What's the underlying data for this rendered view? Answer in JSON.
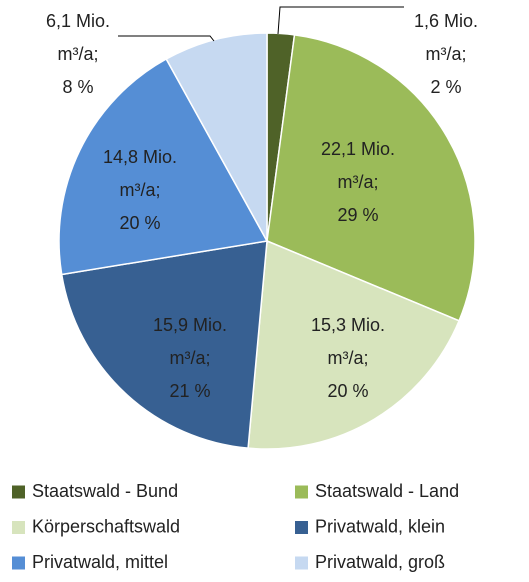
{
  "chart_data": {
    "type": "pie",
    "categories": [
      "Staatswald - Bund",
      "Staatswald - Land",
      "Körperschaftswald",
      "Privatwald, klein",
      "Privatwald, mittel",
      "Privatwald, groß"
    ],
    "values": [
      1.6,
      22.1,
      15.3,
      15.9,
      14.8,
      6.1
    ],
    "value_labels": [
      [
        "1,6 Mio.",
        "m³/a;",
        "2 %"
      ],
      [
        "22,1 Mio.",
        "m³/a;",
        "29 %"
      ],
      [
        "15,3 Mio.",
        "m³/a;",
        "20 %"
      ],
      [
        "15,9 Mio.",
        "m³/a;",
        "21 %"
      ],
      [
        "14,8 Mio.",
        "m³/a;",
        "20 %"
      ],
      [
        "6,1 Mio.",
        "m³/a;",
        "8 %"
      ]
    ],
    "colors": [
      "#4f6228",
      "#9bbb59",
      "#d7e4bd",
      "#376092",
      "#558ed5",
      "#c6d9f1"
    ],
    "legend": "bottom"
  }
}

REQUIRED TASK: Show each line in the entries that holds the string "Privatwald".

WRITTEN REPLY:
      "Privatwald, klein",
      "Privatwald, mittel",
      "Privatwald, groß"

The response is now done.